Son second mandat devrait être marqué par l’abrogation de davantage de lois environnementales ainsi que par des dérégulations visant à faciliter l’octroi de permis pour forer du pétrole et extraire du gaz, en mobilisant par exemple les terres détenues par l’État américain (qui représentent plus d’un quart du territoire et sont surtout concentrées dans l’ouest du pays). C’est d’ailleurs ce que prévoit le Projet 2025, une feuille de route rédigée par un groupe d’intérêt très conservateur, officiellement désavouée par Trump mais dont certains rédacteurs font partie de son entourage. Un moratoire sur les nouveaux projets d’exportation de gaz liquéfié, signé par Joe Biden début 2024, devrait également passer à la corbeille.
En revanche, l’amour de l’ancien président pour la production énergétique ne s’étend pas aux énergies renouvelables. Climatosceptique, Trump a jadis qualifié le changement climatique d’«arnaque chinoise». Le grand plan d’investissement de Joe Biden dans les énergies propres, l’Inflation Reduction Act (IRA), a quant à lui été qualifié de « green new scam » ( «nouvelle arnaque verte»), un jeu de mot en référence à l’expression de «green new deal», souvent brandie par les avocats d’une politique pro-climat.
Quant aux voitures électriques, Trump les a qualifiées de caprice de riche qui ne marche pas bien. L’éolien en mer, de son côté, a été accusé de tuer les baleines.
Sur le papier, les choses semblent donc écrites d’avance : la seconde présidence Trump sera une période faste pour les énergies fossiles et un désastre pour le renouvelable. Néanmoins, la réalité pourrait bien s’avérer plus contrastée.
Les limites à la hausse des énergies fossiles
Trump le répète comme un mantra : son objectif est la «domination énergétique», terme qui semble impliquer à la fois la souveraineté énergétique pour les États-Unis et leur capacité à conserver une position dominante dans la production mondiale d’énergie, afin de générer davantage de recettes grâce à l’exportation. Or, si la production d’énergie fossile a toutes les chances de bien se porter sous un second mandat de Trump, elle va vite se heurter à des limites.

- [Données fournies]

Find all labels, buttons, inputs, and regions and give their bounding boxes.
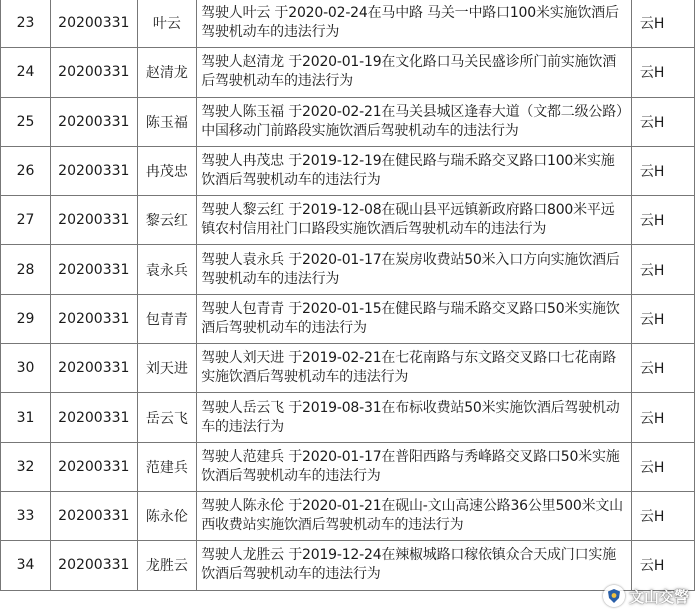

- [Énoncé]
Répondez aux questions suivantes à partir de l'extrait sur la politique énergétique de Trump :
1. Quelle part du territoire représentent les terres détenues par l'État américain ?
2. Par quelle expression Trump a-t-il jadis qualifié le changement climatique ?
3. De quoi l'éolien en mer a-t-il été accusé ?

- [Réponse]
1. Plus d'un quart du territoire.
2. D'«arnaque chinoise».
3. De tuer les baleines.